#### Exercise task
Find all lines in the records that include the word "this", and copy them out.

++++

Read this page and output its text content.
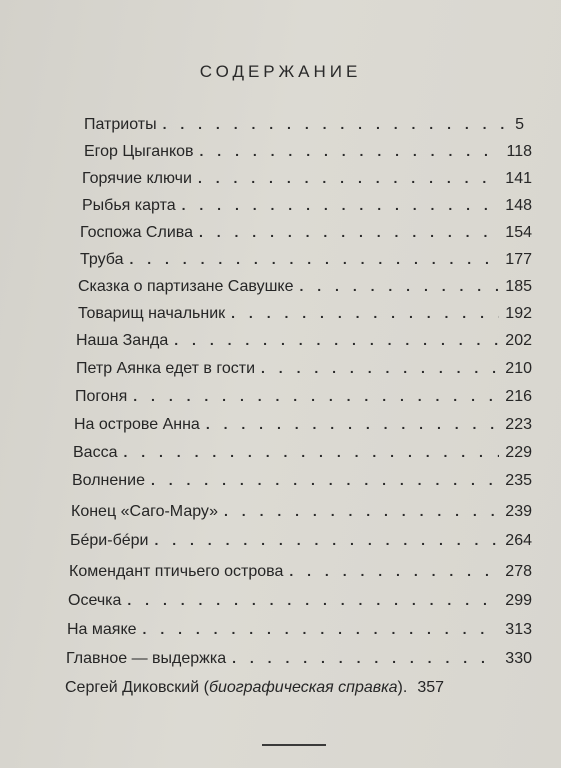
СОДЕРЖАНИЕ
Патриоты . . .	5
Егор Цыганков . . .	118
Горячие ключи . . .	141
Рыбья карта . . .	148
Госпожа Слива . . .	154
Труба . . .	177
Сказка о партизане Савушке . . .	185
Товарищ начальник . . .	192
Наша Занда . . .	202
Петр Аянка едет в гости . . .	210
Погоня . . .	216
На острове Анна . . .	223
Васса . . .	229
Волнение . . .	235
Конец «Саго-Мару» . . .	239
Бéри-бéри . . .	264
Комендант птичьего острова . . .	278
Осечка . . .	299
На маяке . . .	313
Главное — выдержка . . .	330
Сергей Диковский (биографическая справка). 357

++++

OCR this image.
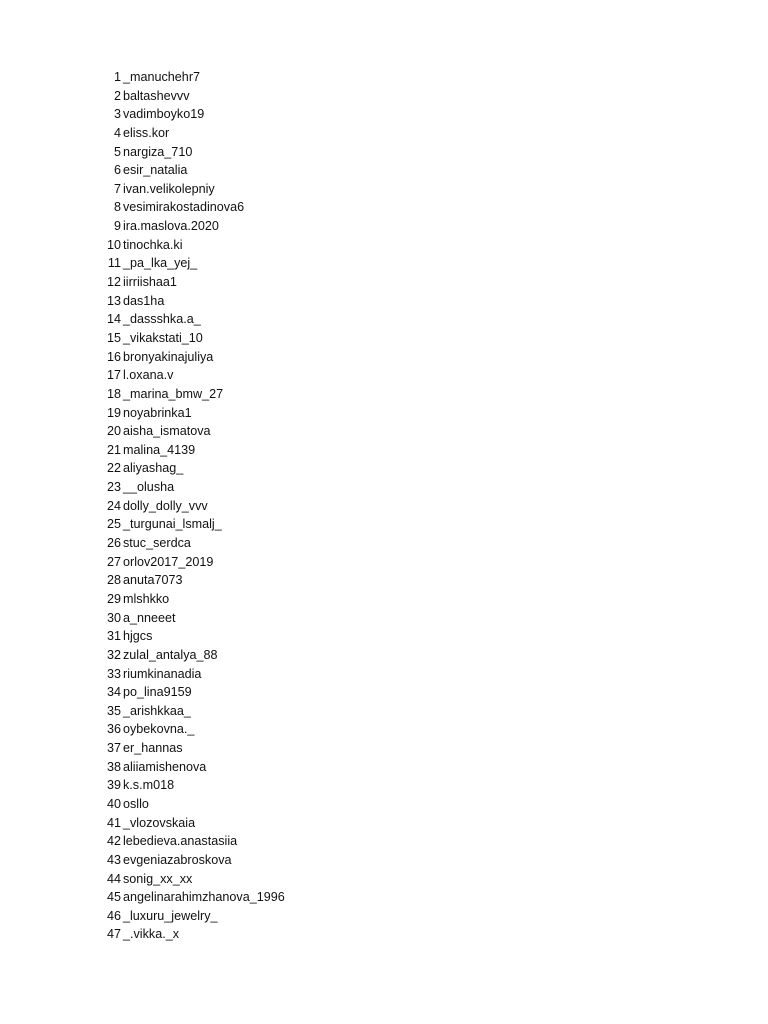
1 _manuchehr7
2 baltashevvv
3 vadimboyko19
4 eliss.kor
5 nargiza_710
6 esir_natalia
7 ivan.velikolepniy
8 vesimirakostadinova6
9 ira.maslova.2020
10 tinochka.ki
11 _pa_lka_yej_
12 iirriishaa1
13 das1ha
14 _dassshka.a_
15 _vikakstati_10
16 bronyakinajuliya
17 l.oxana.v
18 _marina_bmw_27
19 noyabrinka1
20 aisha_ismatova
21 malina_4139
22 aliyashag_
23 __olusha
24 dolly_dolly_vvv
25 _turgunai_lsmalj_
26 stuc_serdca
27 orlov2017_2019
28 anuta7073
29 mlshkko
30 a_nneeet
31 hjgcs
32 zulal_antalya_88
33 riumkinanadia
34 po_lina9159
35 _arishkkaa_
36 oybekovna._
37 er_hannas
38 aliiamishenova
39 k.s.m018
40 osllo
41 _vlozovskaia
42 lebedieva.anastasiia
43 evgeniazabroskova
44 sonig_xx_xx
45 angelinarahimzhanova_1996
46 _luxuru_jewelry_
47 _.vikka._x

++++

#### Expected answer
Read this page and output its text content.
OCR this image.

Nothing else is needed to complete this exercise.